▶ Stated exercise: Work out how many lines of the material below mention the word "yang"; reply with the number only.

▶ Records for this exercise:
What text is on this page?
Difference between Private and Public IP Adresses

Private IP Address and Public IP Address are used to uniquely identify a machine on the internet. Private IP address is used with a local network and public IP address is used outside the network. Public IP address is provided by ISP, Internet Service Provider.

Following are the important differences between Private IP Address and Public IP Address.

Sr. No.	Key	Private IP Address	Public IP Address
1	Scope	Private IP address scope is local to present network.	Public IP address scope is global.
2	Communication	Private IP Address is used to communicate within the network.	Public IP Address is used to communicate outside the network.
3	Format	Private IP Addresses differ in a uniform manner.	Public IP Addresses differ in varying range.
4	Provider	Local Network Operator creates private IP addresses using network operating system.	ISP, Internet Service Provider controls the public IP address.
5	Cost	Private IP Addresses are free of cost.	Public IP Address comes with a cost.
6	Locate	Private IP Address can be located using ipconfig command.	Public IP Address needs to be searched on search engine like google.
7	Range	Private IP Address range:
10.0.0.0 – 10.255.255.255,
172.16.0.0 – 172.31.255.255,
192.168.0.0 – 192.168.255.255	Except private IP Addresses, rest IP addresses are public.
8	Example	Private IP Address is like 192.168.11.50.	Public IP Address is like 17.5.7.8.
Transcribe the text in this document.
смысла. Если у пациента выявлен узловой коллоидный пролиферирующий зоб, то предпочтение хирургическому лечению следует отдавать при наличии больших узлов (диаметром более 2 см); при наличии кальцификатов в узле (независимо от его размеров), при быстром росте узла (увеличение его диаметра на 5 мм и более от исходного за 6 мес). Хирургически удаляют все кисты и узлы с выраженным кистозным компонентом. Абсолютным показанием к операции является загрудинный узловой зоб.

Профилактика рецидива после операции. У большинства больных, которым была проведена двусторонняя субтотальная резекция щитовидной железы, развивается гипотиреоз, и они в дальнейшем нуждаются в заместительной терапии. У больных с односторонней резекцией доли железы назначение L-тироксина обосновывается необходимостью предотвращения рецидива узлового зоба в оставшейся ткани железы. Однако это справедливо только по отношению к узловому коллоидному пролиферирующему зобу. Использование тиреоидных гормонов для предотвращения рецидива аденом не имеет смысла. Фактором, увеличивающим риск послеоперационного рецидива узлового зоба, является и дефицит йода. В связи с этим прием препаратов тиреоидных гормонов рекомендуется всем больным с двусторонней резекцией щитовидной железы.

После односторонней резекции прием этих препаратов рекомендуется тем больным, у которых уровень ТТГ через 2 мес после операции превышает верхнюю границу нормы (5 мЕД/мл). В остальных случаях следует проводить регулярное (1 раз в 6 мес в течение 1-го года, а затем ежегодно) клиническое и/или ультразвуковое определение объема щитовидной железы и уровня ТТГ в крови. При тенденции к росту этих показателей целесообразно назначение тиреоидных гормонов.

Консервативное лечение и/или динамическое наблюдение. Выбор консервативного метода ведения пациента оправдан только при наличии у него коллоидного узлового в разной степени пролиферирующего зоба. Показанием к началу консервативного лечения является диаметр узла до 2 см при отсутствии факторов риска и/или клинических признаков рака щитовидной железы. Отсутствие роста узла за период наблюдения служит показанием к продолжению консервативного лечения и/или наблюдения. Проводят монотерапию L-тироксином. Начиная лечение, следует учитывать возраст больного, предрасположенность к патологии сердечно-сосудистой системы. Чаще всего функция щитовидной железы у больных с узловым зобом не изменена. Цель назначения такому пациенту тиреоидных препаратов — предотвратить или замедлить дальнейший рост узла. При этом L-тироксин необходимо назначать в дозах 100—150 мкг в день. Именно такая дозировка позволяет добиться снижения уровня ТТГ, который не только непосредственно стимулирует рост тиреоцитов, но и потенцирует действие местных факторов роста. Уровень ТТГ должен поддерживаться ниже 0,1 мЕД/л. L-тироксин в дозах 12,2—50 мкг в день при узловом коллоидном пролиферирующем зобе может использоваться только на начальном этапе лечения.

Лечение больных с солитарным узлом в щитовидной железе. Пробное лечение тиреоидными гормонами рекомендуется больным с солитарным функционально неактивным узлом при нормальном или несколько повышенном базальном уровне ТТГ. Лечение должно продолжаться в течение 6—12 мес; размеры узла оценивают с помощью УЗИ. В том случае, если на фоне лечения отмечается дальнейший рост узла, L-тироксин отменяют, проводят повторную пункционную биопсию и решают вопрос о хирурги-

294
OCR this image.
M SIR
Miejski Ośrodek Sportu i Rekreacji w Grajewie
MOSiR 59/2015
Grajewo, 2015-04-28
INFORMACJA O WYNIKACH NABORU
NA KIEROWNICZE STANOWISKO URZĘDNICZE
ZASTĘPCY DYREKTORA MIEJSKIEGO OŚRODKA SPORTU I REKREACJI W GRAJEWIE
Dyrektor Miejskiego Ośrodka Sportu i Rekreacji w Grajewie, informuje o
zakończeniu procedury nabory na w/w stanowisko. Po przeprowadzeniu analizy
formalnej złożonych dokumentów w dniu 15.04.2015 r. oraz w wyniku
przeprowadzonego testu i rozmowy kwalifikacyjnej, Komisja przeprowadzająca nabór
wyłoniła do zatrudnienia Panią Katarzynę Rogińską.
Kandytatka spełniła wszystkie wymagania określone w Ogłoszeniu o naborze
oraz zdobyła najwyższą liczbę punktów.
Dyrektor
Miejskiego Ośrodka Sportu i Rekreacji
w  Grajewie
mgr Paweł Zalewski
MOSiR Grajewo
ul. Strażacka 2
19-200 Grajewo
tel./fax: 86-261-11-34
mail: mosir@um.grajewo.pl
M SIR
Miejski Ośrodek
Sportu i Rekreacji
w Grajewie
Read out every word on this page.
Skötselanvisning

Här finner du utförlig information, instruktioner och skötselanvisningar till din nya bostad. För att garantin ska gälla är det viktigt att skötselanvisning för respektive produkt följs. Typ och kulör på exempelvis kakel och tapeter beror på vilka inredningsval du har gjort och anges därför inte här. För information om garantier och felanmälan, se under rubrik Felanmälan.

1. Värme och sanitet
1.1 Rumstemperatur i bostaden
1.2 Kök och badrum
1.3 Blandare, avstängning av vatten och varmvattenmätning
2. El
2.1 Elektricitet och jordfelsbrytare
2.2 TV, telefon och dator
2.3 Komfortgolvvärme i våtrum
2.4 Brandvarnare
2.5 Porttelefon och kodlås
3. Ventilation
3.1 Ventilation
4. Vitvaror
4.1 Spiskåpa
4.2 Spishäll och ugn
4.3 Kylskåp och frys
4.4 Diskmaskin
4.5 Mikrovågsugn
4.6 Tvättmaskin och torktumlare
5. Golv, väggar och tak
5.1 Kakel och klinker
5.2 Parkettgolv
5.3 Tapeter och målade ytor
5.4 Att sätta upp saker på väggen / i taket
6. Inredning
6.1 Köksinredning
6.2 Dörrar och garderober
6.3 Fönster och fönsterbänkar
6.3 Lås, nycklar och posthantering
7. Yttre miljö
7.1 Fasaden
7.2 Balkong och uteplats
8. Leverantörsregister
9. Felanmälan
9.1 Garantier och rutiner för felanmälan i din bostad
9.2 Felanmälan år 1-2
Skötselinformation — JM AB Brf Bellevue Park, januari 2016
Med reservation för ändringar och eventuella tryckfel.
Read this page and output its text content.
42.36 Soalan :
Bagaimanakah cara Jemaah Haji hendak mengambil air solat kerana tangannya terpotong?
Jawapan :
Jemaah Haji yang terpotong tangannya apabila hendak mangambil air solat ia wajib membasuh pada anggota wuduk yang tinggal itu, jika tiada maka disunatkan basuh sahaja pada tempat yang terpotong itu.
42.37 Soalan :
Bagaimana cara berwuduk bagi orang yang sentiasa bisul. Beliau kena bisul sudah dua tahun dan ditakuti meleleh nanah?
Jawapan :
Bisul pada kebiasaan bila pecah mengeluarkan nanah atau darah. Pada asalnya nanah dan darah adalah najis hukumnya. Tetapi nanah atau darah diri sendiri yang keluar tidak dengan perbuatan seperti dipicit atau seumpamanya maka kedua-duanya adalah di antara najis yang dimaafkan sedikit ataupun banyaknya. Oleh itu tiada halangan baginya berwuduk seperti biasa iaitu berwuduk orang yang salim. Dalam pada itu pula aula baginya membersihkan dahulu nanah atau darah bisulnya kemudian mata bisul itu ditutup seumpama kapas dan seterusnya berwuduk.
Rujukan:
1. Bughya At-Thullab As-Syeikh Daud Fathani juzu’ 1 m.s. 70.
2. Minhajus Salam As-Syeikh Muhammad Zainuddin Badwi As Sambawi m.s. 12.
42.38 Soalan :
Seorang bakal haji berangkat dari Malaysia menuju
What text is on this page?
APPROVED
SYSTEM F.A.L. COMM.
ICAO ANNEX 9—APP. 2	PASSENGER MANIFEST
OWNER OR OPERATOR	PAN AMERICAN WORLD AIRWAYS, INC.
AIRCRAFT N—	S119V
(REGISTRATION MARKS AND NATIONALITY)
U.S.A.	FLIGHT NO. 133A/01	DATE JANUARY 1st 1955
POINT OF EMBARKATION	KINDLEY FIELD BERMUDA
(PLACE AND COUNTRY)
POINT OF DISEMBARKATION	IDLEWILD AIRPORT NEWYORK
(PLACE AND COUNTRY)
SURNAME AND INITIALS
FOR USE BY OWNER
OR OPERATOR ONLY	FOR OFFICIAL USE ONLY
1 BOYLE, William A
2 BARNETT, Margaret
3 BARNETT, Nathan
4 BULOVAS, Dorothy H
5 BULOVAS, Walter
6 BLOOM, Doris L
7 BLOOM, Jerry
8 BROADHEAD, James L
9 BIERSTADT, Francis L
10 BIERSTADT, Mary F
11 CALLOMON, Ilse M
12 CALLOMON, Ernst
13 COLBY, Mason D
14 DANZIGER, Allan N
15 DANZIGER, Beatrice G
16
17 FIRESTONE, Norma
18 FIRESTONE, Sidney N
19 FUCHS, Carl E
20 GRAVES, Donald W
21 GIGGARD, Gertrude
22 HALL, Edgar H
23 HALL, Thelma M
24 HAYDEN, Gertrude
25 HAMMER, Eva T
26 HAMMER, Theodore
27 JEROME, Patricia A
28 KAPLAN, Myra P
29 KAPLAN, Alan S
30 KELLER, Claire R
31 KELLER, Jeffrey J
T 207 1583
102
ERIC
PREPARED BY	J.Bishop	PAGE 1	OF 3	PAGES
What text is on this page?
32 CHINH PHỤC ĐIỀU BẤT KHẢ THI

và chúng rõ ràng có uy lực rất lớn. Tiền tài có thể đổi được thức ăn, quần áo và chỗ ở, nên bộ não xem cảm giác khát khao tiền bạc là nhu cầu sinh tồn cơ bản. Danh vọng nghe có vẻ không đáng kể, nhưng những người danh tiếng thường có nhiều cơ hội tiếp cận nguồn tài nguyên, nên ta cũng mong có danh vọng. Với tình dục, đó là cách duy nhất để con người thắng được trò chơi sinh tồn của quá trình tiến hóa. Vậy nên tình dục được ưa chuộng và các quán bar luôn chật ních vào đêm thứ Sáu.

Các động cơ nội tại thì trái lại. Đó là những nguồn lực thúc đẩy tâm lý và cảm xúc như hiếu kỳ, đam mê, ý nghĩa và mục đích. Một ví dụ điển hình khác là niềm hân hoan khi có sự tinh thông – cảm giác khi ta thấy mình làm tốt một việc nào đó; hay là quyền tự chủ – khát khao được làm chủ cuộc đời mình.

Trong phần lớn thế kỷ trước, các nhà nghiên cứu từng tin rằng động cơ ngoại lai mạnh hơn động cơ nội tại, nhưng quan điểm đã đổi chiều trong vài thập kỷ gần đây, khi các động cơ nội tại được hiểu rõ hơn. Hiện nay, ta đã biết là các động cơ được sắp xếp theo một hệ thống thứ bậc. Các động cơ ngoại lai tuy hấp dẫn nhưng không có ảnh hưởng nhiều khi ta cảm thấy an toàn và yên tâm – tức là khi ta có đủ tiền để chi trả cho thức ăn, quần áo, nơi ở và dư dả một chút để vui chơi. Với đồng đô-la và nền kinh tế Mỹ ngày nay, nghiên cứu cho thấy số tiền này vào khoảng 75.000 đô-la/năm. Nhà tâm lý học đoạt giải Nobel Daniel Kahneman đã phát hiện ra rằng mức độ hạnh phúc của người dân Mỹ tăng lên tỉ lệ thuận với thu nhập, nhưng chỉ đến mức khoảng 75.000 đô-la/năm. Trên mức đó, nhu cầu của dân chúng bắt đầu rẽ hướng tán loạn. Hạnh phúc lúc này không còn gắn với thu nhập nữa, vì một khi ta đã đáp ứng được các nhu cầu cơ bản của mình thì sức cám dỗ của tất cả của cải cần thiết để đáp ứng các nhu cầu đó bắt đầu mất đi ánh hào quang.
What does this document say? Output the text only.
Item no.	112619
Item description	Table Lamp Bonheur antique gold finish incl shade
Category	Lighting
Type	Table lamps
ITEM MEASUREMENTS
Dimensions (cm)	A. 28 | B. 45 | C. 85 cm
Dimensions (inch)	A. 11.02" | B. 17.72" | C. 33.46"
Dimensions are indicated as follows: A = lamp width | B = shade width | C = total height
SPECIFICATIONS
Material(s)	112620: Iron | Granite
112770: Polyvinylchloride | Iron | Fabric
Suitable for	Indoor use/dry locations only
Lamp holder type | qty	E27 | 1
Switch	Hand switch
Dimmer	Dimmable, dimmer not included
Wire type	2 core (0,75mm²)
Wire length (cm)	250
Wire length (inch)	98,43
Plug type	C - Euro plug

▶ Task response: 3